EXERCISE DETAILS:
In the data below, find every line that has the string "JSON", and copy it.

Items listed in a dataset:
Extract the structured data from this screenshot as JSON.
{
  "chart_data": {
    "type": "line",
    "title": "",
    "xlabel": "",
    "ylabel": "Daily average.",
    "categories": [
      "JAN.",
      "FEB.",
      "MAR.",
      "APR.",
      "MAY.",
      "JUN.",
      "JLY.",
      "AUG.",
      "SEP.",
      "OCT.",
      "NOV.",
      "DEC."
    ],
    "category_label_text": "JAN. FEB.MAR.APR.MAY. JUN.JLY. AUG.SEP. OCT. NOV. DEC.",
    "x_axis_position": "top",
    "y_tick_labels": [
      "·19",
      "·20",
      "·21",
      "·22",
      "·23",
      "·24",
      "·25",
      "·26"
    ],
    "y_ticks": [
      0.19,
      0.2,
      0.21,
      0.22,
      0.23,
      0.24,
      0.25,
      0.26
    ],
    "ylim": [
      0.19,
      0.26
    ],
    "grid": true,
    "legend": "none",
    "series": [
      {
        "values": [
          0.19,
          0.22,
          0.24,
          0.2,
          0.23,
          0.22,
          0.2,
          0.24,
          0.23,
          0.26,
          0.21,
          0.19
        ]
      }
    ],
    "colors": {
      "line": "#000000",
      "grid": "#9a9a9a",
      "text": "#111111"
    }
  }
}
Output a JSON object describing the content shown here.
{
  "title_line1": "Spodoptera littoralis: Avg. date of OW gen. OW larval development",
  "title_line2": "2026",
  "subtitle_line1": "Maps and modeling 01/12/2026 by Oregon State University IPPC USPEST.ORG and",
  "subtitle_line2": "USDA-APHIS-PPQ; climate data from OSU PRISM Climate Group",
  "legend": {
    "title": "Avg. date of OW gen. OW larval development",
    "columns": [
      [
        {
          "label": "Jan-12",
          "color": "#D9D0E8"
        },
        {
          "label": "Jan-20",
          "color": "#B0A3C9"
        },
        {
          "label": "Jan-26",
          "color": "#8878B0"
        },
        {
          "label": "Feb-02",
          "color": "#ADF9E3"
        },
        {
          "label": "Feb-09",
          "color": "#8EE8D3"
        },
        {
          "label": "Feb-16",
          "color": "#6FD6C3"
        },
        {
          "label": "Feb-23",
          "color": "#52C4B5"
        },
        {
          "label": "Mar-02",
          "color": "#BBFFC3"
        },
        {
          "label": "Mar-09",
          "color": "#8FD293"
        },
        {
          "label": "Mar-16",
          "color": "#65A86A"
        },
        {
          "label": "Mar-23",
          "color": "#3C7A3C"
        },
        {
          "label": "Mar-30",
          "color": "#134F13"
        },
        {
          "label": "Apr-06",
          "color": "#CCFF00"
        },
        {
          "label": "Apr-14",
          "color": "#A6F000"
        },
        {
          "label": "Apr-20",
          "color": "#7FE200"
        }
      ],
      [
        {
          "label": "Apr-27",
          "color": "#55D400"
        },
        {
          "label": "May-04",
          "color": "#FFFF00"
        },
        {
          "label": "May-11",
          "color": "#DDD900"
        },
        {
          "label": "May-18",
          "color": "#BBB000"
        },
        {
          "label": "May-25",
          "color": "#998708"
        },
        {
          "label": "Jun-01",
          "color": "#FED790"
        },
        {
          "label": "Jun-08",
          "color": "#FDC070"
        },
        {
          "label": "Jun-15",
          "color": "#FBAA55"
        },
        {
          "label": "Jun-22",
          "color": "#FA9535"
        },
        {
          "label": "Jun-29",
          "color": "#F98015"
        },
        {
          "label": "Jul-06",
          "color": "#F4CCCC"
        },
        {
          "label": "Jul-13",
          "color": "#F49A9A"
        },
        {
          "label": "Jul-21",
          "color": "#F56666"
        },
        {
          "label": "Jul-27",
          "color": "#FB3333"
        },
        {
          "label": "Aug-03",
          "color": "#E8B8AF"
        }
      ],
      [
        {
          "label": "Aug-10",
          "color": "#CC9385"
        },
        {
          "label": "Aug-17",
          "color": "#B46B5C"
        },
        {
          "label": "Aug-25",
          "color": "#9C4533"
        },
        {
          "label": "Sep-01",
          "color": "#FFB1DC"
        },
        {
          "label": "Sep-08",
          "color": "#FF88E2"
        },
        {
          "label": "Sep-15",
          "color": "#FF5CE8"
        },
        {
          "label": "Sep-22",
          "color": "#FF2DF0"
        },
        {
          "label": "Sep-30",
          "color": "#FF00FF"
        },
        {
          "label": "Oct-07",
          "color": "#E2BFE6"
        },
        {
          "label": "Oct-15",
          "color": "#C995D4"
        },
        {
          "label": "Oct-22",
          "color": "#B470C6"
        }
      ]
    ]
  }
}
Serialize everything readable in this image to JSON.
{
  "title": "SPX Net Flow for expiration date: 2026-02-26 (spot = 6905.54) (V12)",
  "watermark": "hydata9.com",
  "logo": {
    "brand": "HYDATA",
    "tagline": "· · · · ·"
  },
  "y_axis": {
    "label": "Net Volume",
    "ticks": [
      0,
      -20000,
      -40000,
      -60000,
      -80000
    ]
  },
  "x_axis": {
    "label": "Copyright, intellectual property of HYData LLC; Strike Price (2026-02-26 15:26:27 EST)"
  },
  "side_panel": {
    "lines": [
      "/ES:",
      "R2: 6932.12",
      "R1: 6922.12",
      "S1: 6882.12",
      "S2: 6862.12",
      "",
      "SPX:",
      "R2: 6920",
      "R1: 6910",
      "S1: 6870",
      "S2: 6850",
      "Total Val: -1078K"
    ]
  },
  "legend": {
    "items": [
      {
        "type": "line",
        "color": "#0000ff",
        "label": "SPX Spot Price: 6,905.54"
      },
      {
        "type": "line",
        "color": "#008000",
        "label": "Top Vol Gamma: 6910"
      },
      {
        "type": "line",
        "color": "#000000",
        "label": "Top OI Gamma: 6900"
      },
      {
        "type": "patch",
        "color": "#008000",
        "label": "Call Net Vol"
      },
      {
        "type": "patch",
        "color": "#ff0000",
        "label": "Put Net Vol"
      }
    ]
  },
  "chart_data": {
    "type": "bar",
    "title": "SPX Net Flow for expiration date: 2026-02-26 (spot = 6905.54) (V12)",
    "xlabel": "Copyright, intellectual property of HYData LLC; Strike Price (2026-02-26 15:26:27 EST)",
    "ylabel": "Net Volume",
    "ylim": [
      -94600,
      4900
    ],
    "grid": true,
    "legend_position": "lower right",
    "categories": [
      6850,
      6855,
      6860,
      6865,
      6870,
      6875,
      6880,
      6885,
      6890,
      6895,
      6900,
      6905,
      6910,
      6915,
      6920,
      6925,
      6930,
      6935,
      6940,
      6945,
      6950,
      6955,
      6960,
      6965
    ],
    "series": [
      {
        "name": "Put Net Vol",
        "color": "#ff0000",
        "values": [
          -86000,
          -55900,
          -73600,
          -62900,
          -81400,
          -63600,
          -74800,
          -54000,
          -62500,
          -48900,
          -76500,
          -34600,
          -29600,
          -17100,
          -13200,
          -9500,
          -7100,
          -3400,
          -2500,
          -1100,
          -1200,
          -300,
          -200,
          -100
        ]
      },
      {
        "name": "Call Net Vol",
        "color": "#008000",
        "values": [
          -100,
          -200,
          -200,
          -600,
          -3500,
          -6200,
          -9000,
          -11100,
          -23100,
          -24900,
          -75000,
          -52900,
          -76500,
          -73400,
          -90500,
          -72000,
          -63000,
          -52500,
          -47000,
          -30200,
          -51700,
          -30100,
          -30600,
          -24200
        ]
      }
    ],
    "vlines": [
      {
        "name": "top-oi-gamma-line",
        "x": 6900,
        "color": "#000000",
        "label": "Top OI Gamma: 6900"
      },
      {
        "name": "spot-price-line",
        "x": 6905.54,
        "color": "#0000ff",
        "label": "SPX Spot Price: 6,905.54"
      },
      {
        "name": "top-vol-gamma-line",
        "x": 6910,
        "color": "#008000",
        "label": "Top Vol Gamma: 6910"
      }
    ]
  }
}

THE REPLY:
Extract the structured data from this screenshot as JSON.
Output a JSON object describing the content shown here.
Serialize everything readable in this image to JSON.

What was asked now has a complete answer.